== Given instruction ==
Listed below are entries; give the number of lines among them that include "screenshot", and only that number.

== Recorded data ==
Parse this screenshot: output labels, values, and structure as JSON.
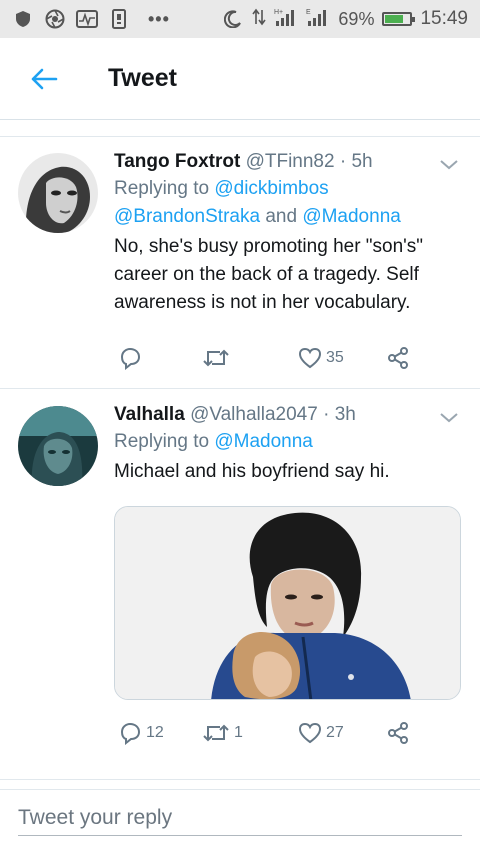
{
  "status_bar": {
    "signal_label": "1l",
    "network_label": "H+",
    "battery_percent": "69%",
    "battery_level": 0.69,
    "time": "15:49",
    "dots": "•••"
  },
  "header": {
    "title": "Tweet",
    "back_icon": "arrow-left-icon"
  },
  "colors": {
    "accent": "#1da1f2",
    "secondary_text": "#657786",
    "primary_text": "#14171a",
    "divider": "#e1e8ed"
  },
  "tweets": [
    {
      "name": "Tango Foxtrot",
      "handle": "@TFinn82",
      "sep": "·",
      "time": "5h",
      "replying_prefix": "Replying to",
      "mention1": "@dickbimbos",
      "mention2": "@BrandonStraka",
      "and_word": "and",
      "mention3": "@Madonna",
      "text": "No, she's busy promoting her \"son's\" career on the back of a tragedy. Self awareness is not in her vocabulary.",
      "reply_count": "",
      "retweet_count": "",
      "like_count": "35"
    },
    {
      "name": "Valhalla",
      "handle": "@Valhalla2047",
      "sep": "·",
      "time": "3h",
      "replying_prefix": "Replying to",
      "mention1": "@Madonna",
      "text": "Michael and his boyfriend say hi.",
      "reply_count": "12",
      "retweet_count": "1",
      "like_count": "27"
    }
  ],
  "reply_bar": {
    "placeholder": "Tweet your reply"
  }
}
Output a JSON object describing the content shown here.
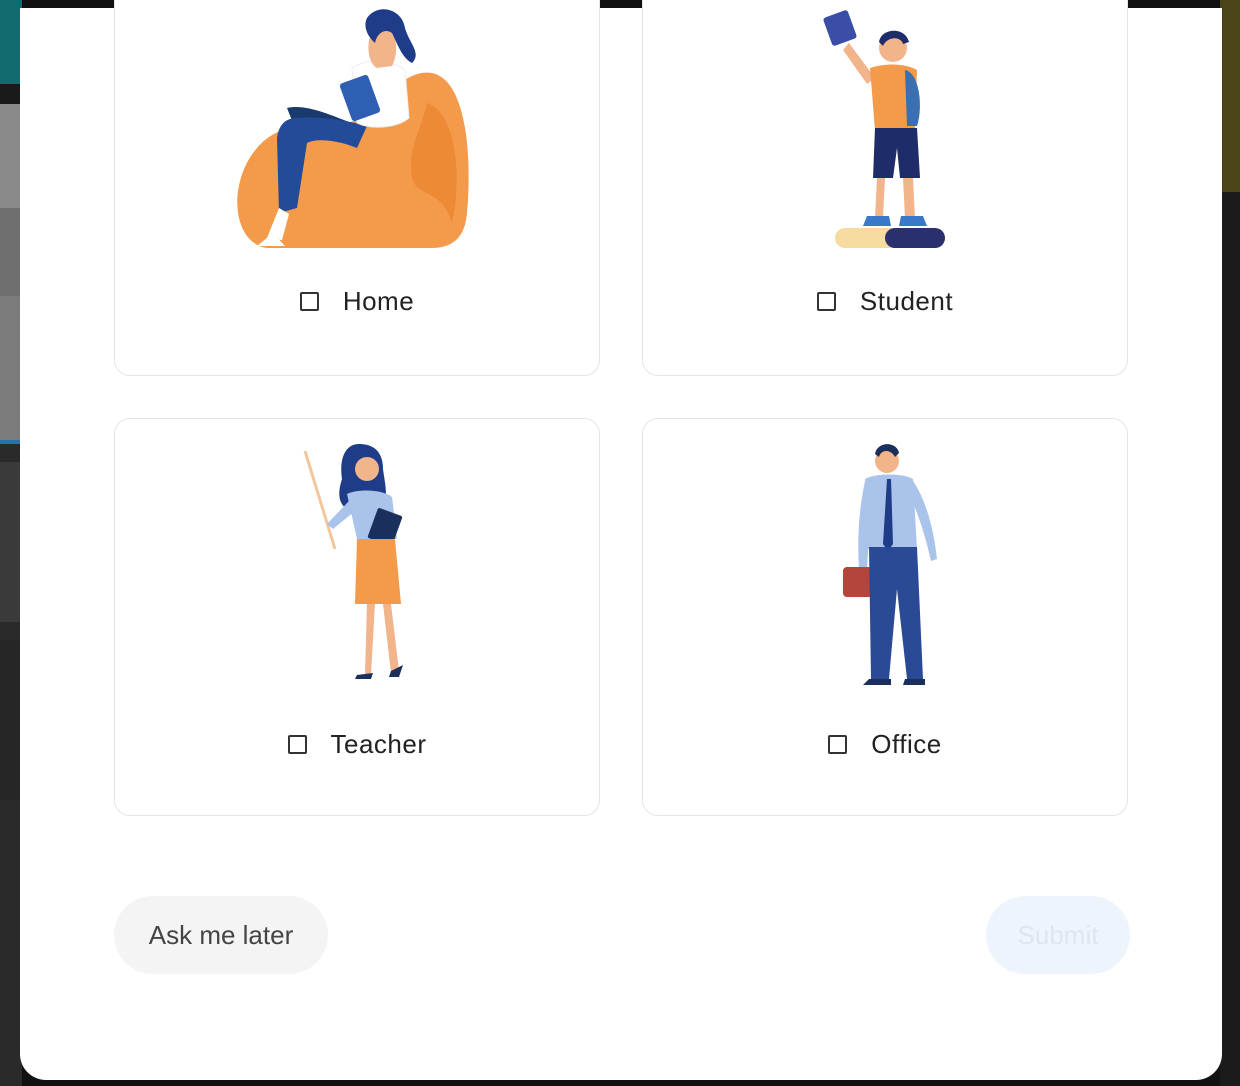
{
  "options": [
    {
      "label": "Home",
      "icon": "woman-reading-on-beanbag-illustration",
      "checked": false
    },
    {
      "label": "Student",
      "icon": "student-on-books-illustration",
      "checked": false
    },
    {
      "label": "Teacher",
      "icon": "teacher-with-pointer-illustration",
      "checked": false
    },
    {
      "label": "Office",
      "icon": "office-worker-with-briefcase-illustration",
      "checked": false
    }
  ],
  "actions": {
    "later_label": "Ask me later",
    "submit_label": "Submit"
  },
  "colors": {
    "accent_orange": "#f49a4b",
    "navy": "#1e3a7b",
    "submit_disabled_bg": "#eef4fb",
    "later_bg": "#f4f4f4"
  }
}
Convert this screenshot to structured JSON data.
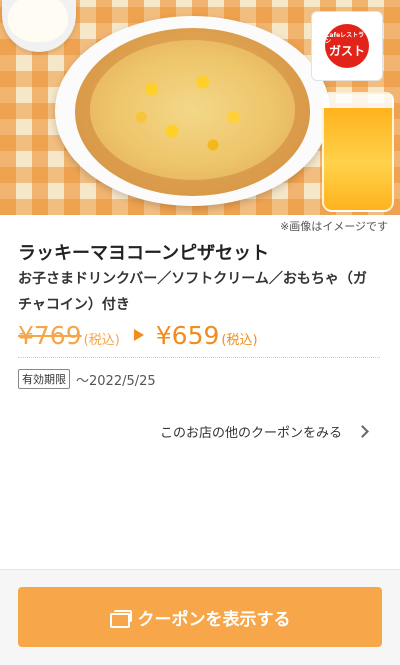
{
  "hero": {
    "logo_small_text": "Cafeレストラン",
    "logo_brand": "ガスト",
    "image_note": "※画像はイメージです"
  },
  "coupon": {
    "title": "ラッキーマヨコーンピザセット",
    "description": "お子さまドリンクバー／ソフトクリーム／おもちゃ（ガチャコイン）付き",
    "price_original": "¥769",
    "price_original_tax": "(税込)",
    "price_discounted": "¥659",
    "price_discounted_tax": "(税込)",
    "expiry_label": "有効期限",
    "expiry_date": "〜2022/5/25"
  },
  "links": {
    "other_coupons": "このお店の他のクーポンをみる"
  },
  "cta": {
    "label": "クーポンを表示する"
  },
  "colors": {
    "accent": "#f8a64a",
    "price": "#f18d1c",
    "brand_red": "#e2231a"
  }
}
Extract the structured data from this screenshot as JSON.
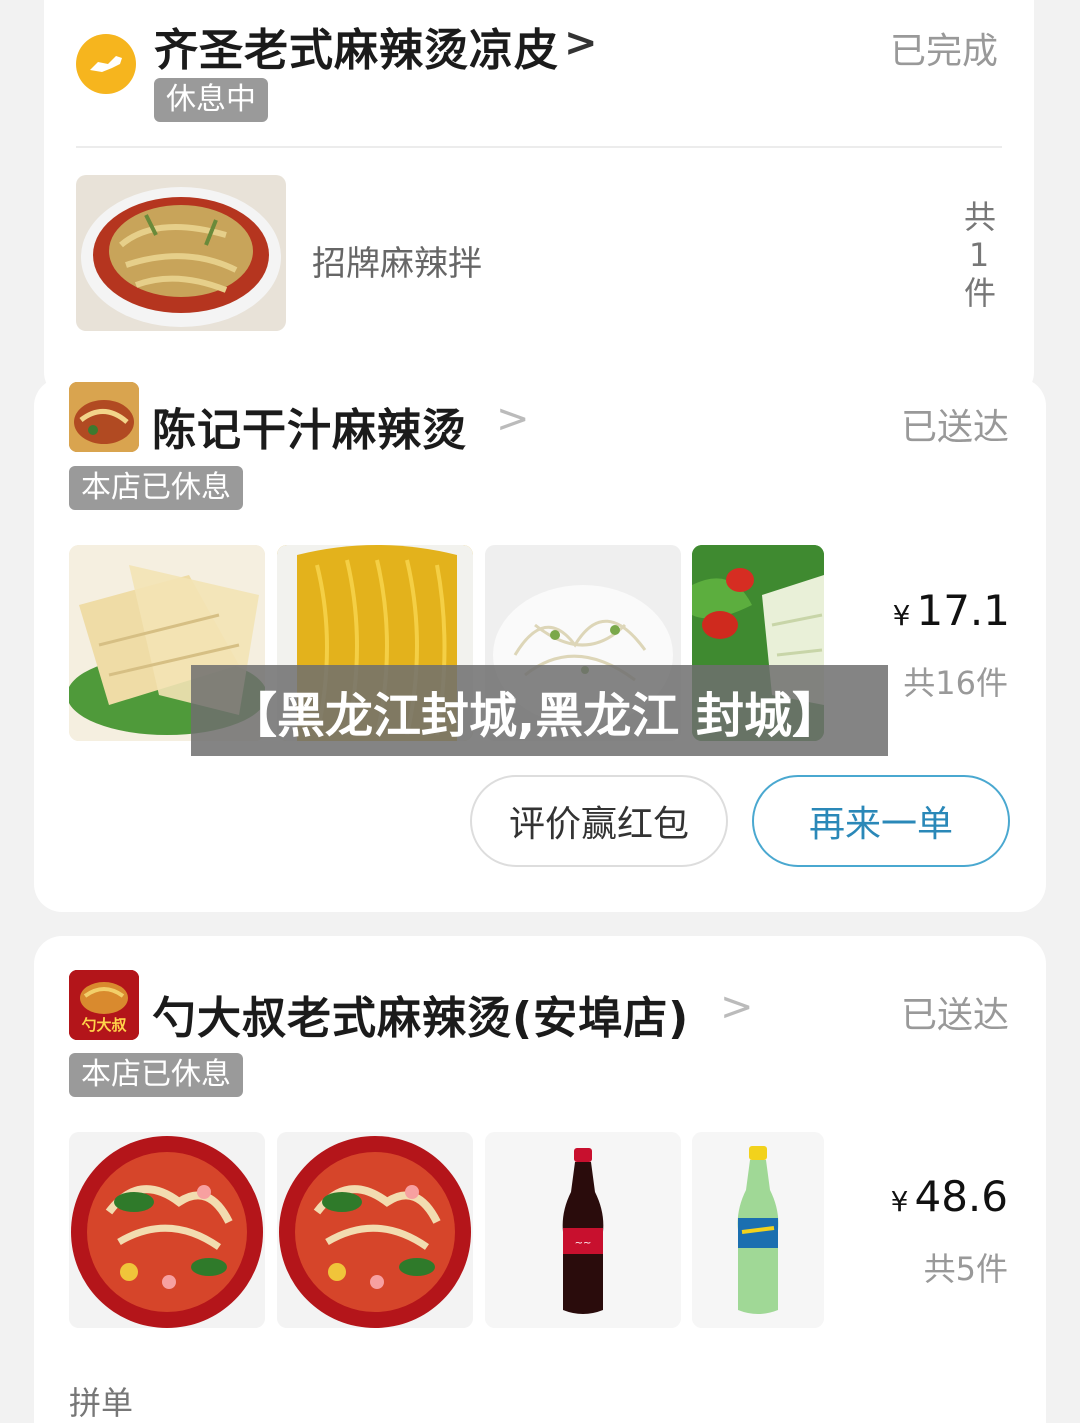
{
  "orders": [
    {
      "shop_name": "齐圣老式麻辣烫凉皮",
      "chevron": ">",
      "status": "已完成",
      "badge": "休息中",
      "item_name": "招牌麻辣拌",
      "count_vertical": [
        "共",
        "1",
        "件"
      ],
      "logo_icon": "camel-logo-icon"
    },
    {
      "shop_name": "陈记干汁麻辣烫",
      "chevron": ">",
      "status": "已送达",
      "badge": "本店已休息",
      "currency": "¥",
      "price": "17.1",
      "count": "共16件",
      "buttons": {
        "review": "评价赢红包",
        "reorder": "再来一单"
      }
    },
    {
      "shop_name": "勺大叔老式麻辣烫(安埠店)",
      "chevron": ">",
      "status": "已送达",
      "badge": "本店已休息",
      "currency": "¥",
      "price": "48.6",
      "count": "共5件",
      "logo_text": "勺大叔",
      "footer_label": "拼单"
    }
  ],
  "watermark": "【黑龙江封城,黑龙江 封城】",
  "colors": {
    "accent_blue": "#2a88b8",
    "badge_gray": "#9a9a9a",
    "logo_yellow": "#f6b51e",
    "cola_red": "#c8102e",
    "sprite_green": "#5bb84a"
  }
}
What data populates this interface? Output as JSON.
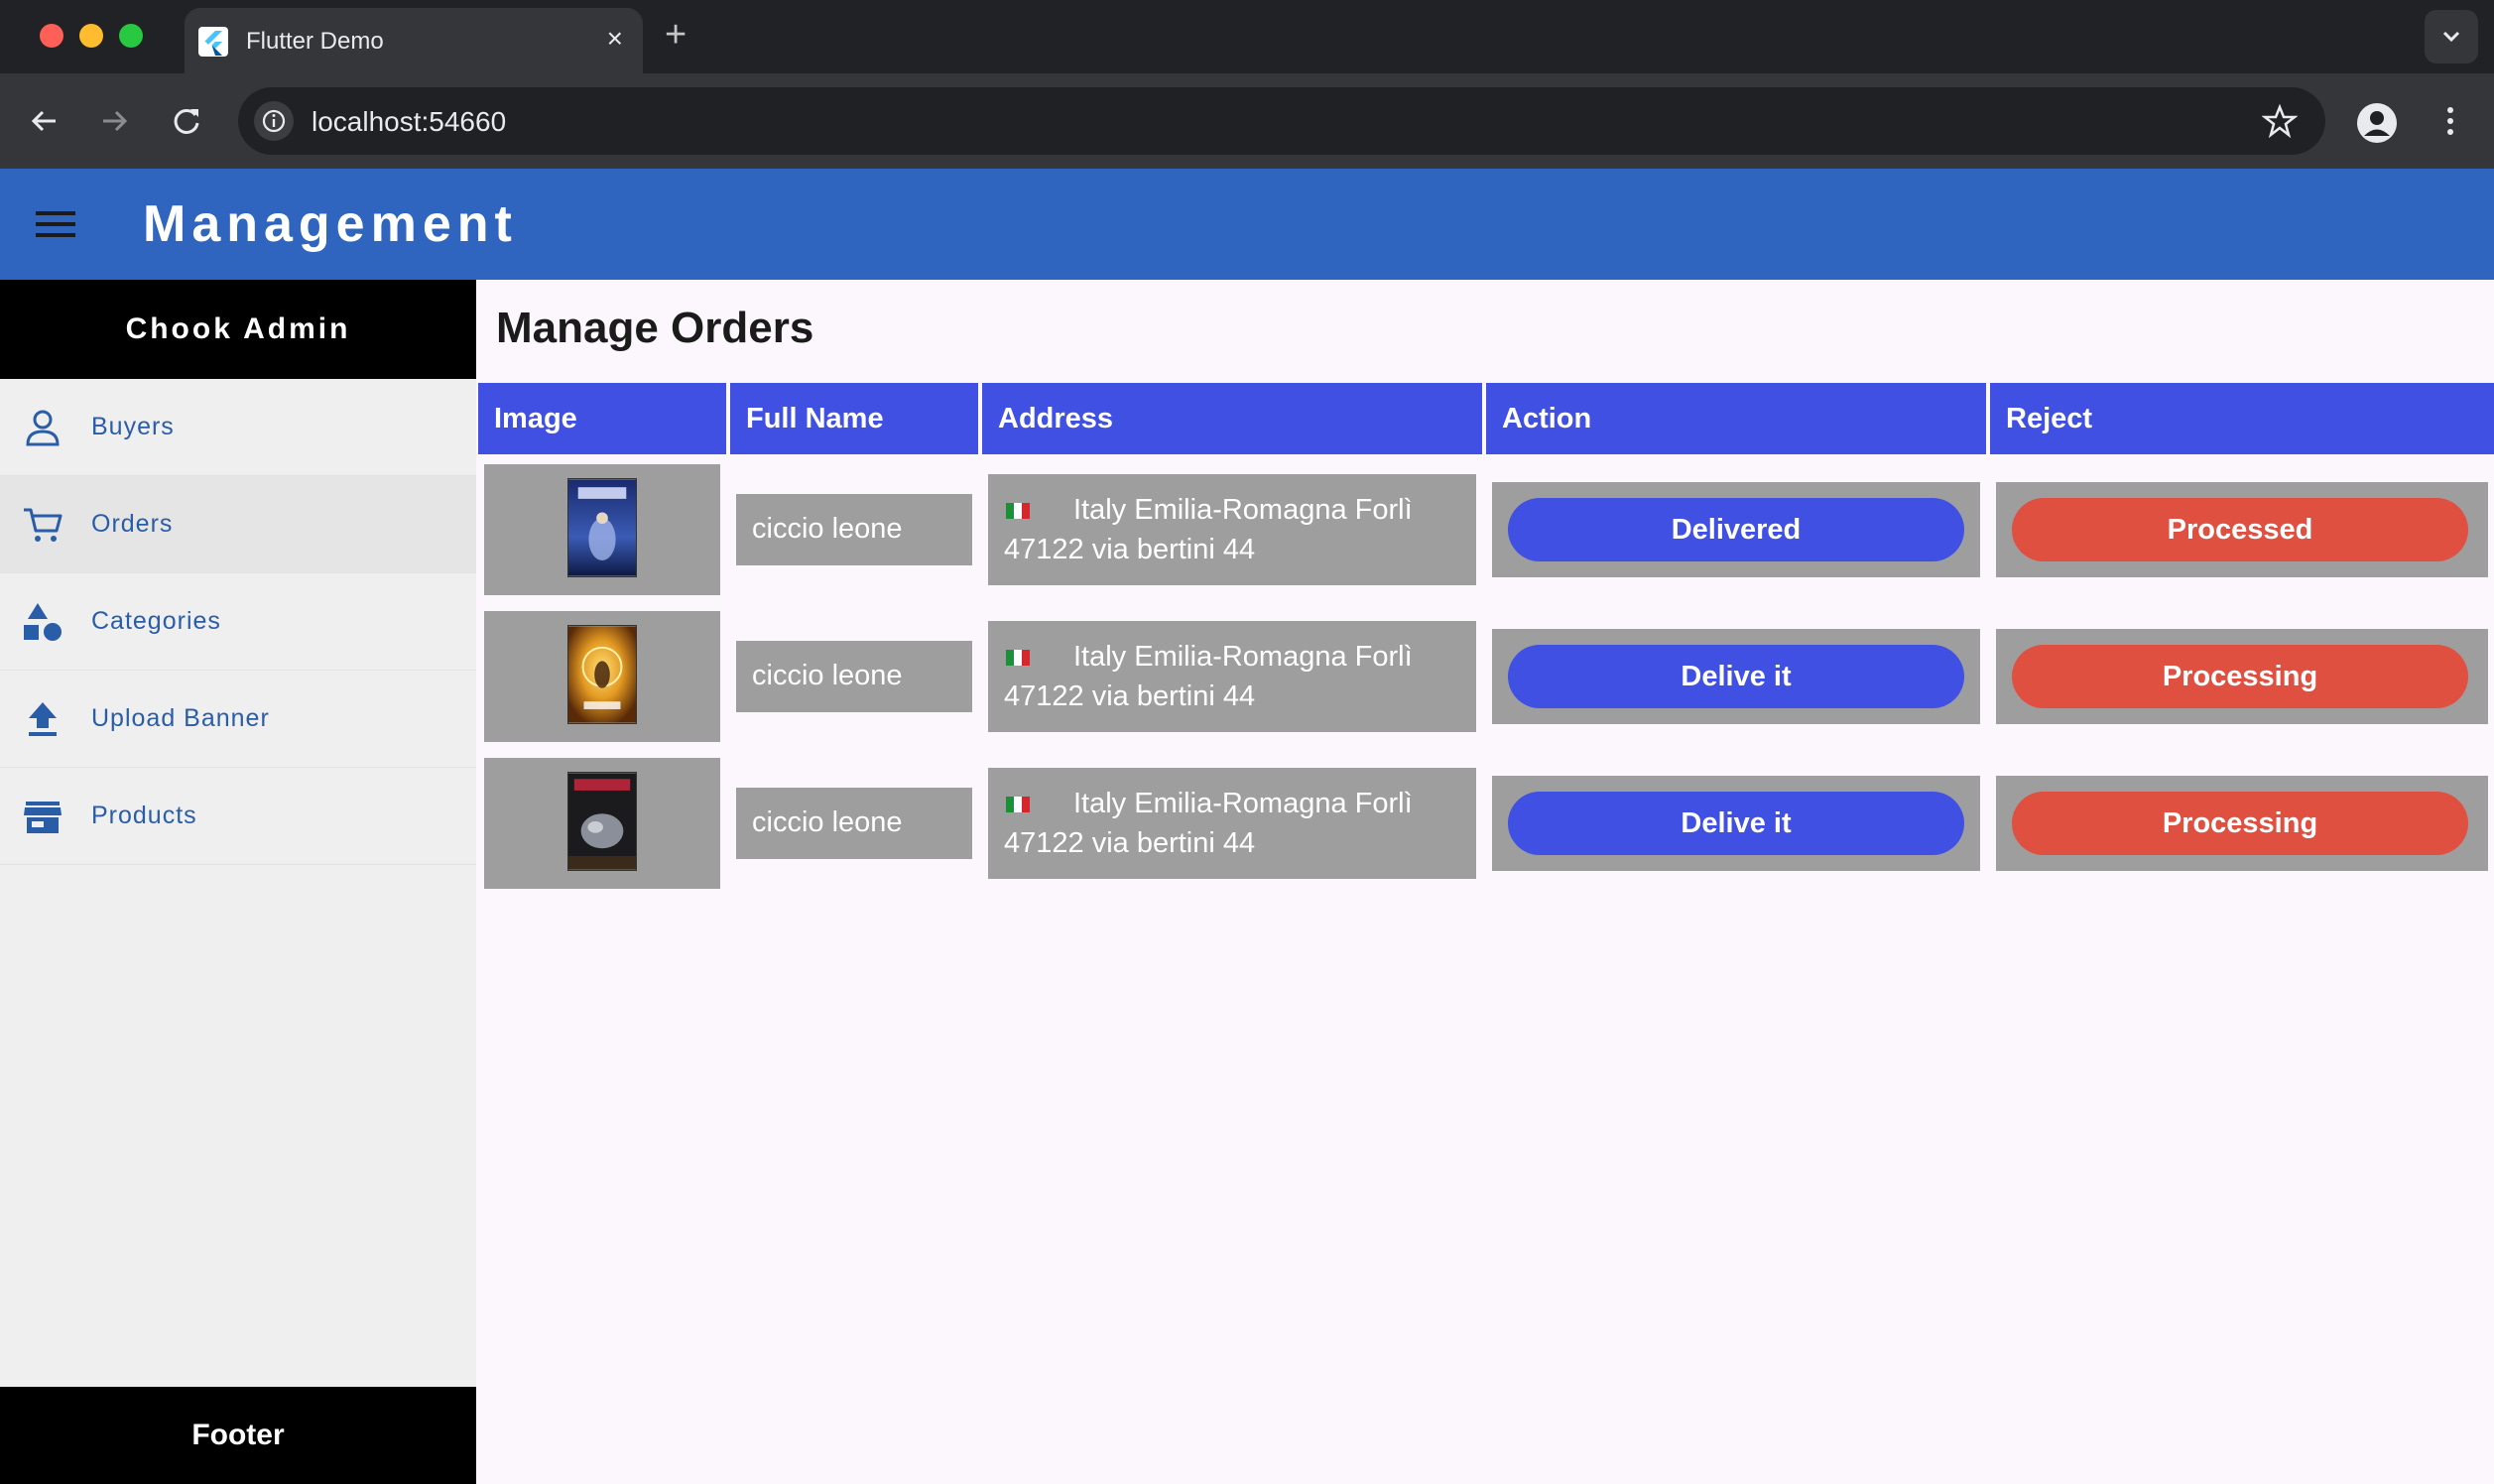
{
  "browser": {
    "tab_title": "Flutter Demo",
    "tab_close": "×",
    "new_tab": "+",
    "url": "localhost:54660"
  },
  "appbar": {
    "title": "Management"
  },
  "sidebar": {
    "header": "Chook Admin",
    "items": [
      {
        "label": "Buyers",
        "icon": "person-icon"
      },
      {
        "label": "Orders",
        "icon": "cart-icon"
      },
      {
        "label": "Categories",
        "icon": "category-icon"
      },
      {
        "label": "Upload Banner",
        "icon": "upload-icon"
      },
      {
        "label": "Products",
        "icon": "store-icon"
      }
    ],
    "footer": "Footer"
  },
  "main": {
    "title": "Manage Orders",
    "columns": [
      "Image",
      "Full Name",
      "Address",
      "Action",
      "Reject"
    ],
    "rows": [
      {
        "full_name": "ciccio leone",
        "address_line1": "Italy Emilia-Romagna Forlì",
        "address_line2": "47122 via bertini 44",
        "action": "Delivered",
        "reject": "Processed"
      },
      {
        "full_name": "ciccio leone",
        "address_line1": "Italy Emilia-Romagna Forlì",
        "address_line2": "47122 via bertini 44",
        "action": "Delive it",
        "reject": "Processing"
      },
      {
        "full_name": "ciccio leone",
        "address_line1": "Italy Emilia-Romagna Forlì",
        "address_line2": "47122 via bertini 44",
        "action": "Delive it",
        "reject": "Processing"
      }
    ]
  },
  "colors": {
    "appbar": "#2f65bf",
    "header_blue": "#3f50e3",
    "reject_red": "#e05040",
    "cell_grey": "#9e9e9e"
  }
}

== Task output ==
3